In your copy, leave out the pictures; write out all the data exactly.

= Beginning of Section =

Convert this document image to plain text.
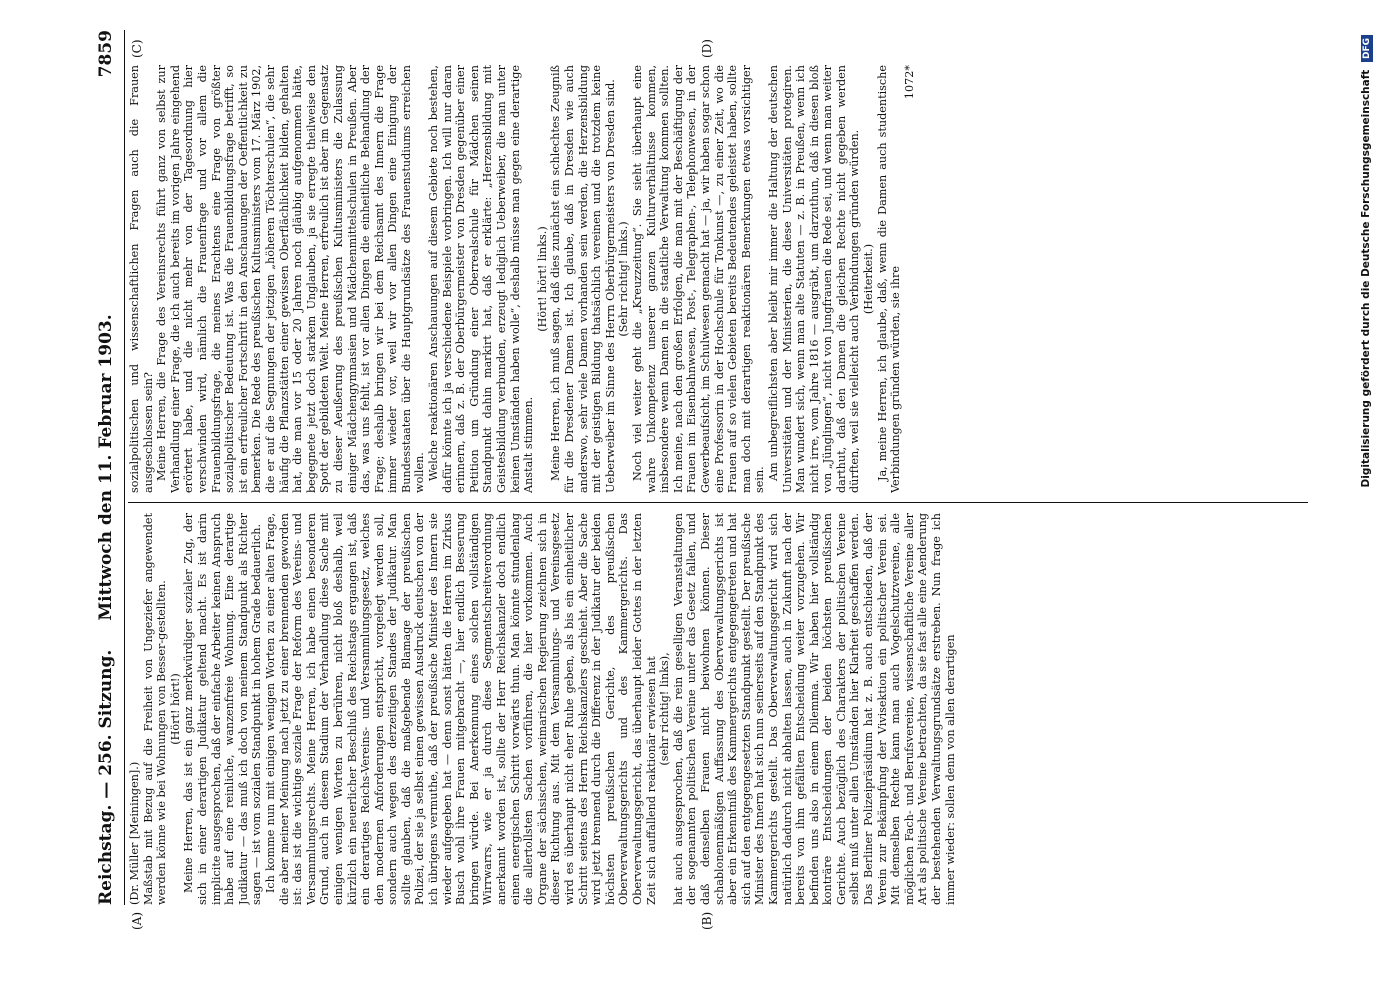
Reichstag. — 256. Sitzung.
Mittwoch den 11. Februar 1903.
7859
(A)	(B)
(C)	(D)

(Dr. Müller [Meiningen].) Maßstab mit Bezug auf die Freiheit von Ungeziefer angewendet werden könne wie bei Wohnungen von Besser-gestellten. (Hört! hört!) Meine Herren, das ist ein ganz merkwürdiger sozialer Zug, der sich in einer derartigen Judikatur geltend macht. Es ist darin implicite ausgesprochen, daß der einfache Arbeiter keinen Anspruch habe auf eine reinliche, wanzenfreie Wohnung. Eine derartige Judikatur — das muß ich doch von meinem Standpunkt als Richter sagen — ist vom sozialen Standpunkt in hohem Grade bedauerlich. Ich komme nun mit einigen wenigen Worten zu einer alten Frage, die aber meiner Meinung nach jetzt zu einer brennenden geworden ist: das ist die wichtige soziale Frage der Reform des Vereins- und Versammlungsrechts. Meine Herren, ich habe einen besonderen Grund, auch in diesem Stadium der Verhandlung diese Sache mit einigen wenigen Worten zu berühren, nicht bloß deshalb, weil kürzlich ein neuerlicher Beschluß des Reichstags ergangen ist, daß ein derartiges Reichs-Vereins- und Versammlungsgesetz, welches den modernen Anforderungen entspricht, vorgelegt werden soll, sondern auch wegen des derzeitigen Standes der Judikatur. Man sollte glauben, daß die maßgebende Blamage der preußischen Polizei, der sie ja selbst einen gewissen Ausdruck deutschen von der ich übrigens vermuthe, daß der preußische Minister des Innern sie wieder aufgegeben hat — denn sonst hätten die Herren im Zirkus Busch wohl ihre Frauen mitgebracht —, hier endlich Besserung bringen würde. Bei Anerkennung eines solchen vollständigen Wirrwarrs, wie er ja durch diese Segmentschreitverordnung anerkannt worden ist, sollte der Herr Reichskanzler doch endlich einen energischen Schritt vorwärts thun. Man könnte stundenlang die allertollsten Sachen vorführen, die hier vorkommen. Auch Organe der sächsischen, weimarischen Regierung zeichnen sich in dieser Richtung aus. Mit dem Versammlungs- und Vereinsgesetz wird es überhaupt nicht eher Ruhe geben, als bis ein einheitlicher Schritt seitens des Herrn Reichskanzlers geschieht. Aber die Sache wird jetzt brennend durch die Differenz in der Judikatur der beiden höchsten preußischen Gerichte, des preußischen Oberverwaltungsgerichts und des Kammergerichts. Das Oberverwaltungsgericht, das überhaupt leider Gottes in der letzten Zeit sich auffallend reaktionär erwiesen hat (sehr richtig! links), hat auch ausgesprochen, daß die rein geselligen Veranstaltungen der sogenannten politischen Vereine unter das Gesetz fallen, und daß denselben Frauen nicht beiwohnen können. Dieser schablonenmäßigen Auffassung des Oberverwaltungsgerichts ist aber ein Erkenntniß des Kammergerichts entgegengetreten und hat sich auf den entgegengesetzten Standpunkt gestellt. Der preußische Minister des Innern hat sich nun seinerseits auf den Standpunkt des Kammergerichts gestellt. Das Oberverwaltungsgericht wird sich natürlich dadurch nicht abhalten lassen, auch in Zukunft nach der bereits von ihm gefällten Entscheidung weiter vorzugehen. Wir befinden uns also in einem Dilemma. Wir haben hier vollständig konträre Entscheidungen der beiden höchsten preußischen Gerichte. Auch bezüglich des Charakters der politischen Vereine selbst muß unter allen Umständen hier Klarheit geschaffen werden. Das Berliner Polizeipräsidium hat z. B. auch entschieden, daß der Verein zur Bekämpfung der Vivisektion ein politischer Verein sei. Mit demselben Rechte kann man auch Vogelschutzvereine, alle möglichen Fach- und Berufsvereine, wissenschaftliche Vereine aller Art als politische Vereine betrachten, da sie fast alle eine Aenderung der bestehenden Verwaltungsgrundsätze erstreben. Nun frage ich immer wieder: sollen denn von allen derartigen

sozialpolitischen und wissenschaftlichen Fragen auch die Frauen ausgeschlossen sein? Meine Herren, die Frage des Vereinsrechts führt ganz von selbst zur Verhandlung einer Frage, die ich auch bereits im vorigen Jahre eingehend erörtert habe, und die nicht mehr von der Tagesordnung hier verschwinden wird, nämlich die Frauenfrage und vor allem die Frauenbildungsfrage, die meines Erachtens eine Frage von größter sozialpolitischer Bedeutung ist. Was die Frauenbildungsfrage betrifft, so ist ein erfreulicher Fortschritt in den Anschauungen der Oeffentlichkeit zu bemerken. Die Rede des preußischen Kultusministers vom 17. März 1902, die er auf die Segnungen der jetzigen „höheren Töchterschulen“, die sehr häufig die Pflanzstätten einer gewissen Oberflächlichkeit bilden, gehalten hat, die man vor 15 oder 20 Jahren noch gläubig aufgenommen hätte, begegnete jetzt doch starkem Unglauben, ja sie erregte theilweise den Spott der gebildeten Welt. Meine Herren, erfreulich ist aber im Gegensatz zu dieser Aeußerung des preußischen Kultusministers die Zulassung einiger Mädchengymnasien und Mädchenmittelschulen in Preußen. Aber das, was uns fehlt, ist vor allen Dingen die einheitliche Behandlung der Frage; deshalb bringen wir bei dem Reichsamt des Innern die Frage immer wieder vor, weil wir vor allen Dingen eine Einigung der Bundesstaaten über die Hauptgrundsätze des Frauenstudiums erreichen wollen. Welche reaktionären Anschauungen auf diesem Gebiete noch bestehen, dafür könnte ich ja verschiedene Beispiele vorbringen. Ich will nur daran erinnern, daß z. B. der Oberbürgermeister von Dresden gegenüber einer Petition um Gründung einer Oberrealschule für Mädchen seinen Standpunkt dahin markirt hat, daß er erklärte: „Herzensbildung mit Geistesbildung verbunden, erzeugt lediglich Ueberweiber, die man unter keinen Umständen haben wolle“, deshalb müsse man gegen eine derartige Anstalt stimmen.

(Hört! hört! links.) Meine Herren, ich muß sagen, daß dies zunächst ein schlechtes Zeugniß für die Dresdener Damen ist. Ich glaube, daß in Dresden wie auch anderswo, sehr viele Damen vorhanden sein werden, die Herzensbildung mit der geistigen Bildung thatsächlich vereinen und die trotzdem keine Ueberweiber im Sinne des Herrn Oberbürgermeisters von Dresden sind. (Sehr richtig! links.) Noch viel weiter geht die „Kreuzzeitung“. Sie sieht überhaupt eine wahre Unkompetenz unserer ganzen Kulturverhältnisse kommen, insbesondere wenn Damen in die staatliche Verwaltung kommen sollten. Ich meine, nach den großen Erfolgen, die man mit der Beschäftigung der Frauen im Eisenbahnwesen, Post-, Telegraphen-, Telephonwesen, in der Gewerbeaufsicht, im Schulwesen gemacht hat — ja, wir haben sogar schon eine Professorin in der Hochschule für Tonkunst —, zu einer Zeit, wo die Frauen auf so vielen Gebieten bereits Bedeutendes geleistet haben, sollte man doch mit derartigen reaktionären Bemerkungen etwas vorsichtiger sein. Am unbegreiflichsten aber bleibt mir immer die Haltung der deutschen Universitäten und der Ministerien, die diese Universitäten protegiren. Man wundert sich, wenn man alte Statuten — z. B. in Preußen, wenn ich nicht irre, vom Jahre 1816 — ausgräbt, um darzuthun, daß in diesen bloß von „Jünglingen“, nicht von Jungfrauen die Rede sei, und wenn man weiter darthut, daß den Damen die gleichen Rechte nicht gegeben werden dürften, weil sie vielleicht auch Verbindungen gründen würden. (Heiterkeit.) Ja, meine Herren, ich glaube, daß, wenn die Damen auch studentische Verbindungen gründen würden, sie ihre

1072*	Digitalisierung gefördert durch die Deutsche Forschungsgemeinschaft DFG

= End of Section =

ANSWER SECTION ->
Convert this document image to plain text.
Reichstag. — 256. Sitzung.
Mittwoch den 11. Februar 1903.
7859
(A)	(B)
(C)	(D)

(Dr. Müller [Meiningen].) Maßstab mit Bezug auf die Freiheit von Ungeziefer angewendet werden könne wie bei Wohnungen von Besser-gestellten. (Hört! hört!) Meine Herren, das ist ein ganz merkwürdiger sozialer Zug, der sich in einer derartigen Judikatur geltend macht. Es ist darin implicite ausgesprochen, daß der einfache Arbeiter keinen Anspruch habe auf eine reinliche, wanzenfreie Wohnung. Eine derartige Judikatur — das muß ich doch von meinem Standpunkt als Richter sagen — ist vom sozialen Standpunkt in hohem Grade bedauerlich. Ich komme nun mit einigen wenigen Worten zu einer alten Frage, die aber meiner Meinung nach jetzt zu einer brennenden geworden ist: das ist die wichtige soziale Frage der Reform des Vereins- und Versammlungsrechts. Meine Herren, ich habe einen besonderen Grund, auch in diesem Stadium der Verhandlung diese Sache mit einigen wenigen Worten zu berühren, nicht bloß deshalb, weil kürzlich ein neuerlicher Beschluß des Reichstags ergangen ist, daß ein derartiges Reichs-Vereins- und Versammlungsgesetz, welches den modernen Anforderungen entspricht, vorgelegt werden soll, sondern auch wegen des derzeitigen Standes der Judikatur. Man sollte glauben, daß die maßgebende Blamage der preußischen Polizei, der sie ja selbst einen gewissen Ausdruck deutschen von der ich übrigens vermuthe, daß der preußische Minister des Innern sie wieder aufgegeben hat — denn sonst hätten die Herren im Zirkus Busch wohl ihre Frauen mitgebracht —, hier endlich Besserung bringen würde. Bei Anerkennung eines solchen vollständigen Wirrwarrs, wie er ja durch diese Segmentschreitverordnung anerkannt worden ist, sollte der Herr Reichskanzler doch endlich einen energischen Schritt vorwärts thun. Man könnte stundenlang die allertollsten Sachen vorführen, die hier vorkommen. Auch Organe der sächsischen, weimarischen Regierung zeichnen sich in dieser Richtung aus. Mit dem Versammlungs- und Vereinsgesetz wird es überhaupt nicht eher Ruhe geben, als bis ein einheitlicher Schritt seitens des Herrn Reichskanzlers geschieht. Aber die Sache wird jetzt brennend durch die Differenz in der Judikatur der beiden höchsten preußischen Gerichte, des preußischen Oberverwaltungsgerichts und des Kammergerichts. Das Oberverwaltungsgericht, das überhaupt leider Gottes in der letzten Zeit sich auffallend reaktionär erwiesen hat (sehr richtig! links), hat auch ausgesprochen, daß die rein geselligen Veranstaltungen der sogenannten politischen Vereine unter das Gesetz fallen, und daß denselben Frauen nicht beiwohnen können. Dieser schablonenmäßigen Auffassung des Oberverwaltungsgerichts ist aber ein Erkenntniß des Kammergerichts entgegengetreten und hat sich auf den entgegengesetzten Standpunkt gestellt. Der preußische Minister des Innern hat sich nun seinerseits auf den Standpunkt des Kammergerichts gestellt. Das Oberverwaltungsgericht wird sich natürlich dadurch nicht abhalten lassen, auch in Zukunft nach der bereits von ihm gefällten Entscheidung weiter vorzugehen. Wir befinden uns also in einem Dilemma. Wir haben hier vollständig konträre Entscheidungen der beiden höchsten preußischen Gerichte. Auch bezüglich des Charakters der politischen Vereine selbst muß unter allen Umständen hier Klarheit geschaffen werden. Das Berliner Polizeipräsidium hat z. B. auch entschieden, daß der Verein zur Bekämpfung der Vivisektion ein politischer Verein sei. Mit demselben Rechte kann man auch Vogelschutzvereine, alle möglichen Fach- und Berufsvereine, wissenschaftliche Vereine aller Art als politische Vereine betrachten, da sie fast alle eine Aenderung der bestehenden Verwaltungsgrundsätze erstreben. Nun frage ich immer wieder: sollen denn von allen derartigen

sozialpolitischen und wissenschaftlichen Fragen auch die Frauen ausgeschlossen sein? Meine Herren, die Frage des Vereinsrechts führt ganz von selbst zur Verhandlung einer Frage, die ich auch bereits im vorigen Jahre eingehend erörtert habe, und die nicht mehr von der Tagesordnung hier verschwinden wird, nämlich die Frauenfrage und vor allem die Frauenbildungsfrage, die meines Erachtens eine Frage von größter sozialpolitischer Bedeutung ist. Was die Frauenbildungsfrage betrifft, so ist ein erfreulicher Fortschritt in den Anschauungen der Oeffentlichkeit zu bemerken. Die Rede des preußischen Kultusministers vom 17. März 1902, die er auf die Segnungen der jetzigen „höheren Töchterschulen“, die sehr häufig die Pflanzstätten einer gewissen Oberflächlichkeit bilden, gehalten hat, die man vor 15 oder 20 Jahren noch gläubig aufgenommen hätte, begegnete jetzt doch starkem Unglauben, ja sie erregte theilweise den Spott der gebildeten Welt. Meine Herren, erfreulich ist aber im Gegensatz zu dieser Aeußerung des preußischen Kultusministers die Zulassung einiger Mädchengymnasien und Mädchenmittelschulen in Preußen. Aber das, was uns fehlt, ist vor allen Dingen die einheitliche Behandlung der Frage; deshalb bringen wir bei dem Reichsamt des Innern die Frage immer wieder vor, weil wir vor allen Dingen eine Einigung der Bundesstaaten über die Hauptgrundsätze des Frauenstudiums erreichen wollen. Welche reaktionären Anschauungen auf diesem Gebiete noch bestehen, dafür könnte ich ja verschiedene Beispiele vorbringen. Ich will nur daran erinnern, daß z. B. der Oberbürgermeister von Dresden gegenüber einer Petition um Gründung einer Oberrealschule für Mädchen seinen Standpunkt dahin markirt hat, daß er erklärte: „Herzensbildung mit Geistesbildung verbunden, erzeugt lediglich Ueberweiber, die man unter keinen Umständen haben wolle“, deshalb müsse man gegen eine derartige Anstalt stimmen.

(Hört! hört! links.) Meine Herren, ich muß sagen, daß dies zunächst ein schlechtes Zeugniß für die Dresdener Damen ist. Ich glaube, daß in Dresden wie auch anderswo, sehr viele Damen vorhanden sein werden, die Herzensbildung mit der geistigen Bildung thatsächlich vereinen und die trotzdem keine Ueberweiber im Sinne des Herrn Oberbürgermeisters von Dresden sind. (Sehr richtig! links.) Noch viel weiter geht die „Kreuzzeitung“. Sie sieht überhaupt eine wahre Unkompetenz unserer ganzen Kulturverhältnisse kommen, insbesondere wenn Damen in die staatliche Verwaltung kommen sollten. Ich meine, nach den großen Erfolgen, die man mit der Beschäftigung der Frauen im Eisenbahnwesen, Post-, Telegraphen-, Telephonwesen, in der Gewerbeaufsicht, im Schulwesen gemacht hat — ja, wir haben sogar schon eine Professorin in der Hochschule für Tonkunst —, zu einer Zeit, wo die Frauen auf so vielen Gebieten bereits Bedeutendes geleistet haben, sollte man doch mit derartigen reaktionären Bemerkungen etwas vorsichtiger sein. Am unbegreiflichsten aber bleibt mir immer die Haltung der deutschen Universitäten und der Ministerien, die diese Universitäten protegiren. Man wundert sich, wenn man alte Statuten — z. B. in Preußen, wenn ich nicht irre, vom Jahre 1816 — ausgräbt, um darzuthun, daß in diesen bloß von „Jünglingen“, nicht von Jungfrauen die Rede sei, und wenn man weiter darthut, daß den Damen die gleichen Rechte nicht gegeben werden dürften, weil sie vielleicht auch Verbindungen gründen würden. (Heiterkeit.) Ja, meine Herren, ich glaube, daß, wenn die Damen auch studentische Verbindungen gründen würden, sie ihre

1072*	Digitalisierung gefördert durch die Deutsche Forschungsgemeinschaft DFG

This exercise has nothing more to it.